> **Given instruction**
Each line below should be retyped exactly, with no pictures.

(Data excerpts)

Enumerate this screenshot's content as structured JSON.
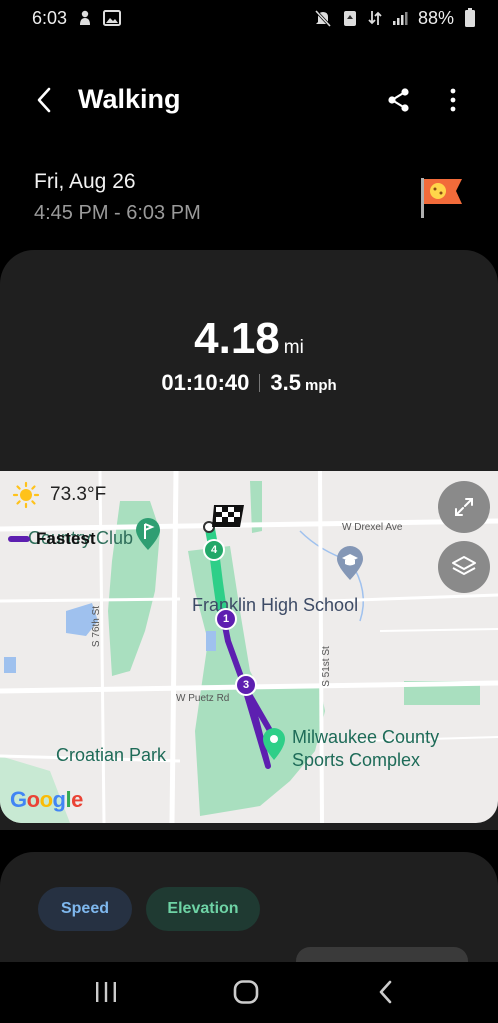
{
  "status_bar": {
    "time": "6:03",
    "battery_percent": "88%",
    "icons": [
      "notification-icon",
      "gallery-icon",
      "mute-icon",
      "recycle-icon",
      "data-icon",
      "signal-icon",
      "battery-icon"
    ]
  },
  "header": {
    "title": "Walking"
  },
  "session": {
    "date": "Fri, Aug 26",
    "time_range": "4:45 PM - 6:03 PM"
  },
  "stats": {
    "distance_value": "4.18",
    "distance_unit": "mi",
    "duration": "01:10:40",
    "speed_value": "3.5",
    "speed_unit": "mph"
  },
  "map": {
    "weather_temp": "73.3°F",
    "legend_label": "Fastest",
    "labels": {
      "country_club": "Country Club",
      "high_school": "Franklin High School",
      "park": "Croatian Park",
      "sports_complex_line1": "Milwaukee County",
      "sports_complex_line2": "Sports Complex",
      "drexel": "W Drexel Ave",
      "puetz": "W Puetz Rd",
      "st76": "S 76th St",
      "st51": "S 51st St"
    },
    "markers": [
      "1",
      "3",
      "4"
    ],
    "attribution": "Google",
    "colors": {
      "route_fast": "#5d1fb0",
      "route_normal": "#2ecf88",
      "park": "#a9dfbf"
    }
  },
  "tabs": {
    "speed": "Speed",
    "elevation": "Elevation"
  }
}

> **Completed exercise**
Enumerate this screenshot's content as structured JSON.
{
  "status_bar": {
    "time": "6:03",
    "battery_percent": "88%",
    "icons": [
      "notification-icon",
      "gallery-icon",
      "mute-icon",
      "recycle-icon",
      "data-icon",
      "signal-icon",
      "battery-icon"
    ]
  },
  "header": {
    "title": "Walking"
  },
  "session": {
    "date": "Fri, Aug 26",
    "time_range": "4:45 PM - 6:03 PM"
  },
  "stats": {
    "distance_value": "4.18",
    "distance_unit": "mi",
    "duration": "01:10:40",
    "speed_value": "3.5",
    "speed_unit": "mph"
  },
  "map": {
    "weather_temp": "73.3°F",
    "legend_label": "Fastest",
    "labels": {
      "country_club": "Country Club",
      "high_school": "Franklin High School",
      "park": "Croatian Park",
      "sports_complex_line1": "Milwaukee County",
      "sports_complex_line2": "Sports Complex",
      "drexel": "W Drexel Ave",
      "puetz": "W Puetz Rd",
      "st76": "S 76th St",
      "st51": "S 51st St"
    },
    "markers": [
      "1",
      "3",
      "4"
    ],
    "attribution": "Google",
    "colors": {
      "route_fast": "#5d1fb0",
      "route_normal": "#2ecf88",
      "park": "#a9dfbf"
    }
  },
  "tabs": {
    "speed": "Speed",
    "elevation": "Elevation"
  }
}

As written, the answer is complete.